Tasks for this exercise
1. The essay excerpt on Psalm 88 divides the psalm into sections. Give the verse range of each section.
2. According to the essay excerpt on Psalm 88, what is the only indication of hope in that psalm?
3. Reproduce word for word the portion of the essay excerpt on Psalm 88 that opens with the words containing "Psalm 88 is one" and closes with "psalmist is praying!".

[Begin Source excerpt]

When they are shipwrecked near Lisbon, Candide is nearly killed in an earthquake and Pangloss is hung by the Inquisition. Voltaire writes: “Candide, terrified, speechless, bleeding, palpitating, said to himself, ‘If this is the best of all possible worlds, what can the rest be?’” (Candide, p. 128, in The Best Known Works of Voltaire.).

The Bible is not glib about evil and suffering. Just the opposite is true. The Bible in fact is brutally honest about pain, misfortune and the challenge it presents to faith. Numerous psalms deal with this theme, the drama of Job, Ecclesiastes, the Prophet Habakkuk, Jesus addresses it, Paul does in a number of contexts and the entire First Epistle of Peter as well as Revelation in many ways wrestle with this theme.

The answer the Bible gives is not always as clear cut as we would like it to be. For example the Bible never explains the “origin” of evil as we would hope it would. Instead it seeks to provide ways for us to express and vent within the confines of faith and it seeks to show that Yahweh is worthy of our trust … even in the darkness.

THE DARKNESS OF SUFFERING

Psalm 88 is one of those psalms that deal with the terrifying idea of the “absence of God” in our lives — moments when he simply does not seem to be around or care. It is a lament — a wailing (others include Pss. 3, 13, etc).

Psalm 88, however, is unique not only in the Psalms but in the Bible. All the other lament psalms move from complaint through supplication to expressions of trust and praise (cf. Ps. 130). Psalm 88 does not do this, in fact there is not a single expression of hope — not a glimmer! The only indication of hope is the fact the psalmist is praying!

Psalm 88 is sometimes called “the granddaddy of all laments!” The reputation fits. The psalm is divided up into three sections: 88.1-7; 88.8-12 and 88.13-18. Each section ends with an image of darkness (mahsak, vv.6,18; hosek, v.12).

The psalmist LIVES in darkness. The Darkness is brought on by the apparent absence of God. Let’s read it together:

O LORD, God of my salvation, when at night, I cry in your presence, let my prayer come before you; incline your ear to my cry. For my soul is full of troubles, and my life draws near to Sheol. I am counted among those who go down to the Pit; I am like those who have no help, like those forsaken among the dead, like the slain that lie in the grave, like those whom you remember no more, for they are cut off from your land.

You have put me in the depths of the Pit, in the regions dark and deep. Your wrath lies heavy upon me, and you overwhelm me with all your waves. [Selah] You have caused my companions to shun me; you have made me a thing of horror to them. I am shut in so that I cannot escape; my eye grows dim through sorrow.

Every day I call on you, O LORD; I spread out my hands to you. Do you work wonders for the dead? Do the Shades rise up to praise you?[Selah] Is your steadfast love declared in the grave, or your faithfulness in Abaddon? Are your wonders known in the darkness, or your saving help in the land of forgetfulness?

[End Source excerpt]
[Begin Excerpted records]

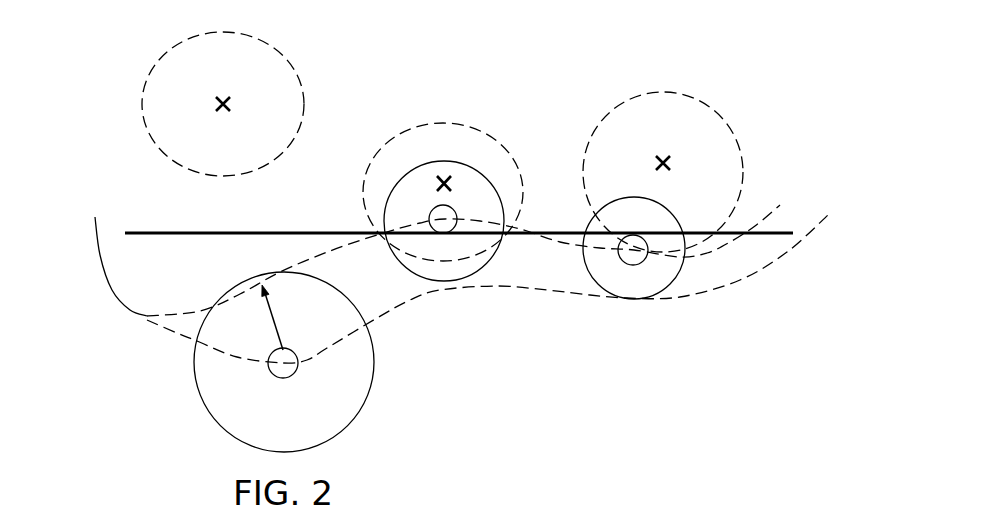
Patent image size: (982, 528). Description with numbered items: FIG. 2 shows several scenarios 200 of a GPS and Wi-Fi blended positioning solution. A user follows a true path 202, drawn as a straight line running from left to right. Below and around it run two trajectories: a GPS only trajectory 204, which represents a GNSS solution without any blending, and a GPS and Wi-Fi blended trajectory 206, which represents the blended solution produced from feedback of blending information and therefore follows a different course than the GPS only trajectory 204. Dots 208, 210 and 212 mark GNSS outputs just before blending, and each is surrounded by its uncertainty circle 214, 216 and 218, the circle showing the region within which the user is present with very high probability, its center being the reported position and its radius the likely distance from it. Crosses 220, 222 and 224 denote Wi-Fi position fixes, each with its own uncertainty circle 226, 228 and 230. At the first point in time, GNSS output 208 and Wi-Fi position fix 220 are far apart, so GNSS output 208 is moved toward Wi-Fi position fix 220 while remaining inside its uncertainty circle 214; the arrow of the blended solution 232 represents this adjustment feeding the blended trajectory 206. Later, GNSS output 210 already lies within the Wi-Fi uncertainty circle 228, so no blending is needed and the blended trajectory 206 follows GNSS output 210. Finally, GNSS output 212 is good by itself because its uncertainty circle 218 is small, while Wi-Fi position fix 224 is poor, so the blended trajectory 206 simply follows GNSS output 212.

The system 200 is at (560, 82).
The true path 202 is at (163, 232).
The GPS only trajectory 204 is at (752, 279).
The GPS and Wi-Fi blended trajectory 206 is at (185, 315).
The GNSS output 208 is at (283, 378).
The GNSS output 210 is at (458, 222).
The GNSS output 212 is at (633, 265).
The uncertainty circle 214 is at (194, 381).
The uncertainty circle 216 is at (392, 187).
The uncertainty circle 218 is at (591, 219).
The Wi-Fi position fix 220 is at (224, 95).
The Wi-Fi position fix 222 is at (443, 174).
The Wi-Fi position fix 224 is at (663, 153).
The uncertainty circle 226 is at (145, 102).
The uncertainty circle 228 is at (412, 125).
The uncertainty circle 230 is at (722, 112).
The blended solution 232 is at (277, 329).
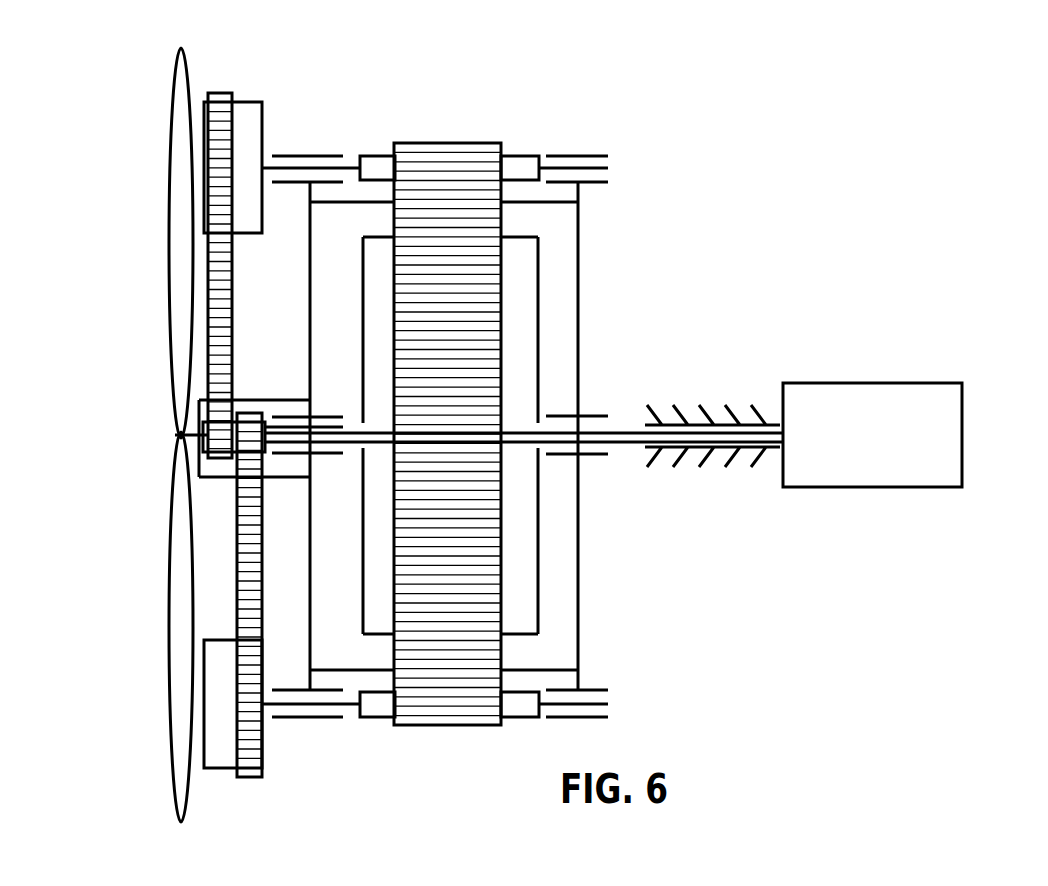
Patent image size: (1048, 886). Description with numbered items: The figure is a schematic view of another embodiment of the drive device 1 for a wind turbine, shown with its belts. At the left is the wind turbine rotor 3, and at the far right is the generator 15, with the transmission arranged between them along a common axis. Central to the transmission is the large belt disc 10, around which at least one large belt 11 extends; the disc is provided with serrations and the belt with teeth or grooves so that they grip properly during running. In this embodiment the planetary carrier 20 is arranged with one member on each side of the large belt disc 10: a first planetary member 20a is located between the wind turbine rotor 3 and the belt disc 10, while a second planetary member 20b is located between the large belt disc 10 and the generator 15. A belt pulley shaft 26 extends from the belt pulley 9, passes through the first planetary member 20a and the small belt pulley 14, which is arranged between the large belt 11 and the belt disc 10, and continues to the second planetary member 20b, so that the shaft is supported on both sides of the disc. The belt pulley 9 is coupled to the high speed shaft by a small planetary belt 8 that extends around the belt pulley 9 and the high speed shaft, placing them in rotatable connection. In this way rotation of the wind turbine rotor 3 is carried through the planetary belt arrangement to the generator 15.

The drive device 1 is at (170, 435).
The wind turbine rotor 3 is at (173, 150).
The small planetary belt 8 is at (222, 104).
The belt pulley 9 is at (249, 112).
The large belt disc 10 is at (540, 258).
The large belt 11 is at (458, 147).
The small belt pulley 14 is at (370, 154).
The generator 15 is at (873, 383).
The planetary carrier 20 is at (491, 414).
The first planetary member 20a is at (310, 302).
The second planetary member 20b is at (578, 334).
The belt pulley shaft 26 is at (608, 168).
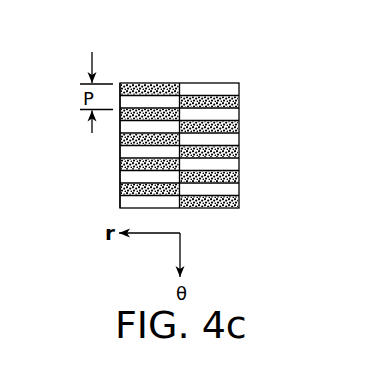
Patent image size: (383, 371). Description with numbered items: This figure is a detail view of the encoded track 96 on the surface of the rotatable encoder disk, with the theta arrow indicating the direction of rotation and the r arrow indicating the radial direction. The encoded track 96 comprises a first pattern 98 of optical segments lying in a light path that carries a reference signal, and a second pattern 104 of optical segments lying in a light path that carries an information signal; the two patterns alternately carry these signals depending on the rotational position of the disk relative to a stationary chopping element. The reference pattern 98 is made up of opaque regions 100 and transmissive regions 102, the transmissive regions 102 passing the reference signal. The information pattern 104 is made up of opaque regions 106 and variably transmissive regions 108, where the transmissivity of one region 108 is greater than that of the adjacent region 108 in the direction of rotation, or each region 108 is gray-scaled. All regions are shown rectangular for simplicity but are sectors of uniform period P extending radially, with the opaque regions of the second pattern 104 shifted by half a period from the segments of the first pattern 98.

[End Excerpted records]

Answers to the exercise
1. 88.1-7; 88.8-12; 88.13-18

2. The fact that the psalmist is praying.

3.
Psalm 88 is one of those psalms that deal with the terrifying idea of the “absence of God” in our lives — moments when he simply does not seem to be around or care. It is a lament — a wailing (others include Pss. 3, 13, etc).

Psalm 88, however, is unique not only in the Psalms but in the Bible. All the other lament psalms move from complaint through supplication to expressions of trust and praise (cf. Ps. 130). Psalm 88 does not do this, in fact there is not a single expression of hope — not a glimmer! The only indication of hope is the fact the psalmist is praying!